- [Prompt] Each record is to be printed again precisely as it reads.

- [Information supplied]
--------------------------------

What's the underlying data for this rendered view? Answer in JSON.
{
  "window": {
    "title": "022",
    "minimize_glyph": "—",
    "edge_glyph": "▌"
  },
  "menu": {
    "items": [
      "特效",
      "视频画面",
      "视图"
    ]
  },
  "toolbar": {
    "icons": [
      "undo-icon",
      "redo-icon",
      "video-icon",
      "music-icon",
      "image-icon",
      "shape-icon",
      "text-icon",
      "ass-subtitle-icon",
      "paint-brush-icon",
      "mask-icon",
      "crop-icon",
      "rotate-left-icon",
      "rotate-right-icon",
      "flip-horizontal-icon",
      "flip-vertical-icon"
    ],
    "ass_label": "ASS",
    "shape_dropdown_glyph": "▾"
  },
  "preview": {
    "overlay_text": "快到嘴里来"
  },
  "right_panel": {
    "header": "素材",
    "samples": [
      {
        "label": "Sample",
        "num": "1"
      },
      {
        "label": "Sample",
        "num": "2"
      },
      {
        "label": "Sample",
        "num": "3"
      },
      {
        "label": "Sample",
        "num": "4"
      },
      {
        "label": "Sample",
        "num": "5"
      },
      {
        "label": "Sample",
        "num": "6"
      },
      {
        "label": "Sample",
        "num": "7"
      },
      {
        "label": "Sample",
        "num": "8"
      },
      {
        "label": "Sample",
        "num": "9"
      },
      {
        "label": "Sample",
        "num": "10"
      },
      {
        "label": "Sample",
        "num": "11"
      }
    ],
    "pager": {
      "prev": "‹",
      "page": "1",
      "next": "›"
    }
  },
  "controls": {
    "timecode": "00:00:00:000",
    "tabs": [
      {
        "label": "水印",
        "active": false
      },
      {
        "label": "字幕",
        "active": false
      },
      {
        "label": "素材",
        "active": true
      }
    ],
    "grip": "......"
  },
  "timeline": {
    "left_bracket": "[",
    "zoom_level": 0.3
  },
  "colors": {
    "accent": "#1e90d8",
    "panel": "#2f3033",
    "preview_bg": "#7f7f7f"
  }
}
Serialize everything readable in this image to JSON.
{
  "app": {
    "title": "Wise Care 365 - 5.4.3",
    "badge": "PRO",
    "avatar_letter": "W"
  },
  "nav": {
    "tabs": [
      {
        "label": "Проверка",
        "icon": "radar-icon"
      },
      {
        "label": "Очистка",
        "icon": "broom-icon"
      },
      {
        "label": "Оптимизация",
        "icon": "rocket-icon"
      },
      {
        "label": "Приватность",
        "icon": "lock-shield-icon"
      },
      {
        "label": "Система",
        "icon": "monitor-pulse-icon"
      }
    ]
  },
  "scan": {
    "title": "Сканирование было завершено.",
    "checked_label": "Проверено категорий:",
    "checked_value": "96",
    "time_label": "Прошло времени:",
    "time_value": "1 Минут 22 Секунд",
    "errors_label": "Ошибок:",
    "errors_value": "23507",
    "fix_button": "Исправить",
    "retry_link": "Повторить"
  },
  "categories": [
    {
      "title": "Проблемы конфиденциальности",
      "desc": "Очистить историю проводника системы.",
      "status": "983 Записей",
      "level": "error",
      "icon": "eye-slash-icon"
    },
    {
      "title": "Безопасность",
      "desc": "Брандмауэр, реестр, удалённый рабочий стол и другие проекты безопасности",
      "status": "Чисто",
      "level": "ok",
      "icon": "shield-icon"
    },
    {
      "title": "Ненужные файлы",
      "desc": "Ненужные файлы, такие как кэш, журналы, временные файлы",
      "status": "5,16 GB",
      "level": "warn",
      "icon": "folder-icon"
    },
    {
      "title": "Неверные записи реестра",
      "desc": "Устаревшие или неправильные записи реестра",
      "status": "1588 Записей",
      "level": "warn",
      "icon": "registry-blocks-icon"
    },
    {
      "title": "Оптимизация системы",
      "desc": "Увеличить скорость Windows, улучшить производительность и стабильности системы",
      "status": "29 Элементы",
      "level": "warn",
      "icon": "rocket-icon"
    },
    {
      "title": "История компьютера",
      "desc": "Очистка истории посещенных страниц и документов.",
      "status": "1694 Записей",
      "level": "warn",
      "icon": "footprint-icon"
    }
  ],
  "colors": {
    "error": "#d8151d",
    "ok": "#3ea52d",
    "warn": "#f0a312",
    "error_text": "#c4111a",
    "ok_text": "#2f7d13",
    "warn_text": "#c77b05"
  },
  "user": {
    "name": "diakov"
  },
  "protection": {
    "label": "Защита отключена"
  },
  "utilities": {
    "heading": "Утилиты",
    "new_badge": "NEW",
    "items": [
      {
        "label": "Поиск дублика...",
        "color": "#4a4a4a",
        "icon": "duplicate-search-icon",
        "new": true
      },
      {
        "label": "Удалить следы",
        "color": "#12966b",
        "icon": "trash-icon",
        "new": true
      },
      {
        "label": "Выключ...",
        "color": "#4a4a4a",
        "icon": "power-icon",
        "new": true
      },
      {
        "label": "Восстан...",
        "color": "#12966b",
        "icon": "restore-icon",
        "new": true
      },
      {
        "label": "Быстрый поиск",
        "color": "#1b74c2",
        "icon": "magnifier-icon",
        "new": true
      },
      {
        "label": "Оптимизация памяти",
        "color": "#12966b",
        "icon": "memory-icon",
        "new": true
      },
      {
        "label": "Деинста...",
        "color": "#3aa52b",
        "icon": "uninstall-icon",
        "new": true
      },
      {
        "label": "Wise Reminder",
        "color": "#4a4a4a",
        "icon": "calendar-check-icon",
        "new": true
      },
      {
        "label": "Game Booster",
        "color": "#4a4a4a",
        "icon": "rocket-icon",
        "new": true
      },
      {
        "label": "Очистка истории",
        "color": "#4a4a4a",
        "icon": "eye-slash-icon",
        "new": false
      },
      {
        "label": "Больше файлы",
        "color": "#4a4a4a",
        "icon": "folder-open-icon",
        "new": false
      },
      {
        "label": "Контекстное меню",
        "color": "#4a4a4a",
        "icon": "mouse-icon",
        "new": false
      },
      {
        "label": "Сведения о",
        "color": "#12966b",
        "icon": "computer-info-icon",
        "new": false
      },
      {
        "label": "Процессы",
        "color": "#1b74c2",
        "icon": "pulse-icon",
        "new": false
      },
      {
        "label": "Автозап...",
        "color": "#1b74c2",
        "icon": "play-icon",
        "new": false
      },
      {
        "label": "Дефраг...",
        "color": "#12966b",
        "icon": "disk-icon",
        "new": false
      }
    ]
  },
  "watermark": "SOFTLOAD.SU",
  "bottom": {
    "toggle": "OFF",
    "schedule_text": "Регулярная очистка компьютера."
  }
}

--------------------------------

- [Solution to this task]
What's the underlying data for this rendered view? Answer in JSON.
{
  "window": {
    "title": "022",
    "minimize_glyph": "—",
    "edge_glyph": "▌"
  },
  "menu": {
    "items": [
      "特效",
      "视频画面",
      "视图"
    ]
  },
  "toolbar": {
    "icons": [
      "undo-icon",
      "redo-icon",
      "video-icon",
      "music-icon",
      "image-icon",
      "shape-icon",
      "text-icon",
      "ass-subtitle-icon",
      "paint-brush-icon",
      "mask-icon",
      "crop-icon",
      "rotate-left-icon",
      "rotate-right-icon",
      "flip-horizontal-icon",
      "flip-vertical-icon"
    ],
    "ass_label": "ASS",
    "shape_dropdown_glyph": "▾"
  },
  "preview": {
    "overlay_text": "快到嘴里来"
  },
  "right_panel": {
    "header": "素材",
    "samples": [
      {
        "label": "Sample",
        "num": "1"
      },
      {
        "label": "Sample",
        "num": "2"
      },
      {
        "label": "Sample",
        "num": "3"
      },
      {
        "label": "Sample",
        "num": "4"
      },
      {
        "label": "Sample",
        "num": "5"
      },
      {
        "label": "Sample",
        "num": "6"
      },
      {
        "label": "Sample",
        "num": "7"
      },
      {
        "label": "Sample",
        "num": "8"
      },
      {
        "label": "Sample",
        "num": "9"
      },
      {
        "label": "Sample",
        "num": "10"
      },
      {
        "label": "Sample",
        "num": "11"
      }
    ],
    "pager": {
      "prev": "‹",
      "page": "1",
      "next": "›"
    }
  },
  "controls": {
    "timecode": "00:00:00:000",
    "tabs": [
      {
        "label": "水印",
        "active": false
      },
      {
        "label": "字幕",
        "active": false
      },
      {
        "label": "素材",
        "active": true
      }
    ],
    "grip": "......"
  },
  "timeline": {
    "left_bracket": "[",
    "zoom_level": 0.3
  },
  "colors": {
    "accent": "#1e90d8",
    "panel": "#2f3033",
    "preview_bg": "#7f7f7f"
  }
}
Serialize everything readable in this image to JSON.
{
  "app": {
    "title": "Wise Care 365 - 5.4.3",
    "badge": "PRO",
    "avatar_letter": "W"
  },
  "nav": {
    "tabs": [
      {
        "label": "Проверка",
        "icon": "radar-icon"
      },
      {
        "label": "Очистка",
        "icon": "broom-icon"
      },
      {
        "label": "Оптимизация",
        "icon": "rocket-icon"
      },
      {
        "label": "Приватность",
        "icon": "lock-shield-icon"
      },
      {
        "label": "Система",
        "icon": "monitor-pulse-icon"
      }
    ]
  },
  "scan": {
    "title": "Сканирование было завершено.",
    "checked_label": "Проверено категорий:",
    "checked_value": "96",
    "time_label": "Прошло времени:",
    "time_value": "1 Минут 22 Секунд",
    "errors_label": "Ошибок:",
    "errors_value": "23507",
    "fix_button": "Исправить",
    "retry_link": "Повторить"
  },
  "categories": [
    {
      "title": "Проблемы конфиденциальности",
      "desc": "Очистить историю проводника системы.",
      "status": "983 Записей",
      "level": "error",
      "icon": "eye-slash-icon"
    },
    {
      "title": "Безопасность",
      "desc": "Брандмауэр, реестр, удалённый рабочий стол и другие проекты безопасности",
      "status": "Чисто",
      "level": "ok",
      "icon": "shield-icon"
    },
    {
      "title": "Ненужные файлы",
      "desc": "Ненужные файлы, такие как кэш, журналы, временные файлы",
      "status": "5,16 GB",
      "level": "warn",
      "icon": "folder-icon"
    },
    {
      "title": "Неверные записи реестра",
      "desc": "Устаревшие или неправильные записи реестра",
      "status": "1588 Записей",
      "level": "warn",
      "icon": "registry-blocks-icon"
    },
    {
      "title": "Оптимизация системы",
      "desc": "Увеличить скорость Windows, улучшить производительность и стабильности системы",
      "status": "29 Элементы",
      "level": "warn",
      "icon": "rocket-icon"
    },
    {
      "title": "История компьютера",
      "desc": "Очистка истории посещенных страниц и документов.",
      "status": "1694 Записей",
      "level": "warn",
      "icon": "footprint-icon"
    }
  ],
  "colors": {
    "error": "#d8151d",
    "ok": "#3ea52d",
    "warn": "#f0a312",
    "error_text": "#c4111a",
    "ok_text": "#2f7d13",
    "warn_text": "#c77b05"
  },
  "user": {
    "name": "diakov"
  },
  "protection": {
    "label": "Защита отключена"
  },
  "utilities": {
    "heading": "Утилиты",
    "new_badge": "NEW",
    "items": [
      {
        "label": "Поиск дублика...",
        "color": "#4a4a4a",
        "icon": "duplicate-search-icon",
        "new": true
      },
      {
        "label": "Удалить следы",
        "color": "#12966b",
        "icon": "trash-icon",
        "new": true
      },
      {
        "label": "Выключ...",
        "color": "#4a4a4a",
        "icon": "power-icon",
        "new": true
      },
      {
        "label": "Восстан...",
        "color": "#12966b",
        "icon": "restore-icon",
        "new": true
      },
      {
        "label": "Быстрый поиск",
        "color": "#1b74c2",
        "icon": "magnifier-icon",
        "new": true
      },
      {
        "label": "Оптимизация памяти",
        "color": "#12966b",
        "icon": "memory-icon",
        "new": true
      },
      {
        "label": "Деинста...",
        "color": "#3aa52b",
        "icon": "uninstall-icon",
        "new": true
      },
      {
        "label": "Wise Reminder",
        "color": "#4a4a4a",
        "icon": "calendar-check-icon",
        "new": true
      },
      {
        "label": "Game Booster",
        "color": "#4a4a4a",
        "icon": "rocket-icon",
        "new": true
      },
      {
        "label": "Очистка истории",
        "color": "#4a4a4a",
        "icon": "eye-slash-icon",
        "new": false
      },
      {
        "label": "Больше файлы",
        "color": "#4a4a4a",
        "icon": "folder-open-icon",
        "new": false
      },
      {
        "label": "Контекстное меню",
        "color": "#4a4a4a",
        "icon": "mouse-icon",
        "new": false
      },
      {
        "label": "Сведения о",
        "color": "#12966b",
        "icon": "computer-info-icon",
        "new": false
      },
      {
        "label": "Процессы",
        "color": "#1b74c2",
        "icon": "pulse-icon",
        "new": false
      },
      {
        "label": "Автозап...",
        "color": "#1b74c2",
        "icon": "play-icon",
        "new": false
      },
      {
        "label": "Дефраг...",
        "color": "#12966b",
        "icon": "disk-icon",
        "new": false
      }
    ]
  },
  "watermark": "SOFTLOAD.SU",
  "bottom": {
    "toggle": "OFF",
    "schedule_text": "Регулярная очистка компьютера."
  }
}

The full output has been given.